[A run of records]

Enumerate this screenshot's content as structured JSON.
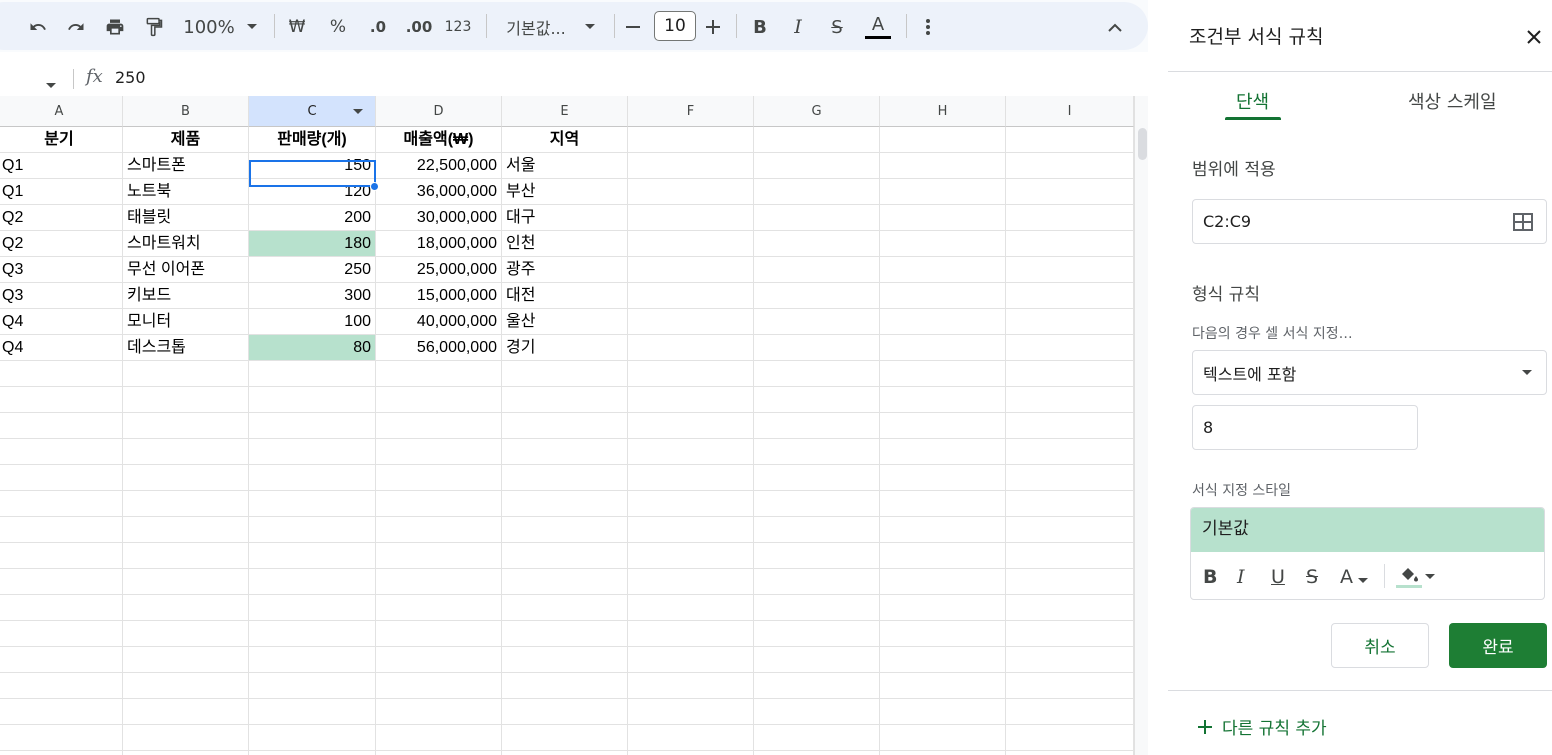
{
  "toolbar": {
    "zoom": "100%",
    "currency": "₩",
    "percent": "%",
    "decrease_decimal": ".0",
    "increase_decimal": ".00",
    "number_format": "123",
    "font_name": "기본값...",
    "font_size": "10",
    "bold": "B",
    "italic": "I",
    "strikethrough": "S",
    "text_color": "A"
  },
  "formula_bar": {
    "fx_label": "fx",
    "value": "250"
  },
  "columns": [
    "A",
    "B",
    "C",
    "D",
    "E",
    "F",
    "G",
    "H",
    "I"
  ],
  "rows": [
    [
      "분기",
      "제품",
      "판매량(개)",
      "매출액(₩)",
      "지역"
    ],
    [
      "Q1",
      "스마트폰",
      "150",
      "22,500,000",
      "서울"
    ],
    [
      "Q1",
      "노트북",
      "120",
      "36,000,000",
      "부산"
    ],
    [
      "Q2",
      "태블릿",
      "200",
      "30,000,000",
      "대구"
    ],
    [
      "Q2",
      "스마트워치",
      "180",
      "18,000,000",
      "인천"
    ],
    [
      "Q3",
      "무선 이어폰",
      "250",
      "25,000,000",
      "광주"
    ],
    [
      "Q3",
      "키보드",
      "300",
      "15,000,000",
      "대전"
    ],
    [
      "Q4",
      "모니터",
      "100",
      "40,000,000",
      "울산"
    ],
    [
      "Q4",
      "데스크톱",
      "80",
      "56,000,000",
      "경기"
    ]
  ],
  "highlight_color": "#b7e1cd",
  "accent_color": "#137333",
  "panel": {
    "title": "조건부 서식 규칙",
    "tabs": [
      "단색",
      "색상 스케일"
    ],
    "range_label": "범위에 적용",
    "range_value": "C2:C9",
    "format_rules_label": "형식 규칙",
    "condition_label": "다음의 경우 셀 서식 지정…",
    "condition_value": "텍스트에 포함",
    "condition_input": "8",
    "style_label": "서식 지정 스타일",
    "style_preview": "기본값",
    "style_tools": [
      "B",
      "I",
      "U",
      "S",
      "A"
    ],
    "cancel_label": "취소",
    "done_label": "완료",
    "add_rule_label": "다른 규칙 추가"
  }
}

> _Problem description_
Transcribe the material exactly, keeping every word and none of the pictures.

> _The response_
Enumerate this screenshot's content as structured JSON.
{
  "toolbar": {
    "zoom": "100%",
    "currency": "₩",
    "percent": "%",
    "decrease_decimal": ".0",
    "increase_decimal": ".00",
    "number_format": "123",
    "font_name": "기본값...",
    "font_size": "10",
    "bold": "B",
    "italic": "I",
    "strikethrough": "S",
    "text_color": "A"
  },
  "formula_bar": {
    "fx_label": "fx",
    "value": "250"
  },
  "columns": [
    "A",
    "B",
    "C",
    "D",
    "E",
    "F",
    "G",
    "H",
    "I"
  ],
  "rows": [
    [
      "분기",
      "제품",
      "판매량(개)",
      "매출액(₩)",
      "지역"
    ],
    [
      "Q1",
      "스마트폰",
      "150",
      "22,500,000",
      "서울"
    ],
    [
      "Q1",
      "노트북",
      "120",
      "36,000,000",
      "부산"
    ],
    [
      "Q2",
      "태블릿",
      "200",
      "30,000,000",
      "대구"
    ],
    [
      "Q2",
      "스마트워치",
      "180",
      "18,000,000",
      "인천"
    ],
    [
      "Q3",
      "무선 이어폰",
      "250",
      "25,000,000",
      "광주"
    ],
    [
      "Q3",
      "키보드",
      "300",
      "15,000,000",
      "대전"
    ],
    [
      "Q4",
      "모니터",
      "100",
      "40,000,000",
      "울산"
    ],
    [
      "Q4",
      "데스크톱",
      "80",
      "56,000,000",
      "경기"
    ]
  ],
  "highlight_color": "#b7e1cd",
  "accent_color": "#137333",
  "panel": {
    "title": "조건부 서식 규칙",
    "tabs": [
      "단색",
      "색상 스케일"
    ],
    "range_label": "범위에 적용",
    "range_value": "C2:C9",
    "format_rules_label": "형식 규칙",
    "condition_label": "다음의 경우 셀 서식 지정…",
    "condition_value": "텍스트에 포함",
    "condition_input": "8",
    "style_label": "서식 지정 스타일",
    "style_preview": "기본값",
    "style_tools": [
      "B",
      "I",
      "U",
      "S",
      "A"
    ],
    "cancel_label": "취소",
    "done_label": "완료",
    "add_rule_label": "다른 규칙 추가"
  }
}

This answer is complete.